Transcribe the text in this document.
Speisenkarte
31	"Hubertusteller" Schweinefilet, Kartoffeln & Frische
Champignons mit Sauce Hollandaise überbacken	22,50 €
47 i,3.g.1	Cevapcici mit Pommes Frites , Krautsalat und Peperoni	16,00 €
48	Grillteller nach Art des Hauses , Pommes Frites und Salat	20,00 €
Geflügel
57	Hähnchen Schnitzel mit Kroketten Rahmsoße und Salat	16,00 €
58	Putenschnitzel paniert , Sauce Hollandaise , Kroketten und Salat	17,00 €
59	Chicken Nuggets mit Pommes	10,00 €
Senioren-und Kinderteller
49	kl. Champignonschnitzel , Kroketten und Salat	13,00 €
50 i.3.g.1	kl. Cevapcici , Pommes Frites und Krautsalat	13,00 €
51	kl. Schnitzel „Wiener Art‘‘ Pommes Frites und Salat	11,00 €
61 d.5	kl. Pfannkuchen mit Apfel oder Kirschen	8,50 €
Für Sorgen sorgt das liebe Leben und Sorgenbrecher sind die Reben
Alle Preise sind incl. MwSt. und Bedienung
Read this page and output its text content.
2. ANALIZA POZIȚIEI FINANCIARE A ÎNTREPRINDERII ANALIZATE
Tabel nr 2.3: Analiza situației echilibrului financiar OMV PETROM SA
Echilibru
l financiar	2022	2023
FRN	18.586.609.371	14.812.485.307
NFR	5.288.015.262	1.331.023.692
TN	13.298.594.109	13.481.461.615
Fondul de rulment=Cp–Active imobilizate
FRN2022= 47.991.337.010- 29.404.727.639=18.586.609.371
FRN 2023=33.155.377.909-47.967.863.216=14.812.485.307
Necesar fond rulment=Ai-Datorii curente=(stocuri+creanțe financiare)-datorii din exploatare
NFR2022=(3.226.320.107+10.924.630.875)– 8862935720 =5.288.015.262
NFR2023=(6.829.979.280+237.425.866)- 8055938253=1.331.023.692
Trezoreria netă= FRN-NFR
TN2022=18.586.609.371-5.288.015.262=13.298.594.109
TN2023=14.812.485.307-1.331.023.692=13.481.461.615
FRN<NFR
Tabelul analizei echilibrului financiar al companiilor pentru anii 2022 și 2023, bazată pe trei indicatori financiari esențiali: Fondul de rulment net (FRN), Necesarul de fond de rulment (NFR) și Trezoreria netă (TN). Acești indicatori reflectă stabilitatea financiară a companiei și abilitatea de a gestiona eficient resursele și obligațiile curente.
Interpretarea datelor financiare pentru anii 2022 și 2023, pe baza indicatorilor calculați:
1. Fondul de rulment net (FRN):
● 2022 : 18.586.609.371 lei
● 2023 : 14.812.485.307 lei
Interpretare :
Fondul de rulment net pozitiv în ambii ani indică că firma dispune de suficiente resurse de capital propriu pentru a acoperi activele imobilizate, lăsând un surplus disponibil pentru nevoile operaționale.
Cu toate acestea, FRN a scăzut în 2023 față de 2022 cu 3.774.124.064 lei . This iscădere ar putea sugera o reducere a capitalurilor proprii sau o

————

**What to do:**
Copy the material above verbatim.

**Output for this task:**
Transcribe the text in this document.
Speisenkarte
31	"Hubertusteller" Schweinefilet, Kartoffeln & Frische
Champignons mit Sauce Hollandaise überbacken	22,50 €
47 i,3.g.1	Cevapcici mit Pommes Frites , Krautsalat und Peperoni	16,00 €
48	Grillteller nach Art des Hauses , Pommes Frites und Salat	20,00 €
Geflügel
57	Hähnchen Schnitzel mit Kroketten Rahmsoße und Salat	16,00 €
58	Putenschnitzel paniert , Sauce Hollandaise , Kroketten und Salat	17,00 €
59	Chicken Nuggets mit Pommes	10,00 €
Senioren-und Kinderteller
49	kl. Champignonschnitzel , Kroketten und Salat	13,00 €
50 i.3.g.1	kl. Cevapcici , Pommes Frites und Krautsalat	13,00 €
51	kl. Schnitzel „Wiener Art‘‘ Pommes Frites und Salat	11,00 €
61 d.5	kl. Pfannkuchen mit Apfel oder Kirschen	8,50 €
Für Sorgen sorgt das liebe Leben und Sorgenbrecher sind die Reben
Alle Preise sind incl. MwSt. und Bedienung
Read this page and output its text content.
2. ANALIZA POZIȚIEI FINANCIARE A ÎNTREPRINDERII ANALIZATE
Tabel nr 2.3: Analiza situației echilibrului financiar OMV PETROM SA
Echilibru
l financiar	2022	2023
FRN	18.586.609.371	14.812.485.307
NFR	5.288.015.262	1.331.023.692
TN	13.298.594.109	13.481.461.615
Fondul de rulment=Cp–Active imobilizate
FRN2022= 47.991.337.010- 29.404.727.639=18.586.609.371
FRN 2023=33.155.377.909-47.967.863.216=14.812.485.307
Necesar fond rulment=Ai-Datorii curente=(stocuri+creanțe financiare)-datorii din exploatare
NFR2022=(3.226.320.107+10.924.630.875)– 8862935720 =5.288.015.262
NFR2023=(6.829.979.280+237.425.866)- 8055938253=1.331.023.692
Trezoreria netă= FRN-NFR
TN2022=18.586.609.371-5.288.015.262=13.298.594.109
TN2023=14.812.485.307-1.331.023.692=13.481.461.615
FRN<NFR
Tabelul analizei echilibrului financiar al companiilor pentru anii 2022 și 2023, bazată pe trei indicatori financiari esențiali: Fondul de rulment net (FRN), Necesarul de fond de rulment (NFR) și Trezoreria netă (TN). Acești indicatori reflectă stabilitatea financiară a companiei și abilitatea de a gestiona eficient resursele și obligațiile curente.
Interpretarea datelor financiare pentru anii 2022 și 2023, pe baza indicatorilor calculați:
1. Fondul de rulment net (FRN):
● 2022 : 18.586.609.371 lei
● 2023 : 14.812.485.307 lei
Interpretare :
Fondul de rulment net pozitiv în ambii ani indică că firma dispune de suficiente resurse de capital propriu pentru a acoperi activele imobilizate, lăsând un surplus disponibil pentru nevoile operaționale.
Cu toate acestea, FRN a scăzut în 2023 față de 2022 cu 3.774.124.064 lei . This iscădere ar putea sugera o reducere a capitalurilor proprii sau o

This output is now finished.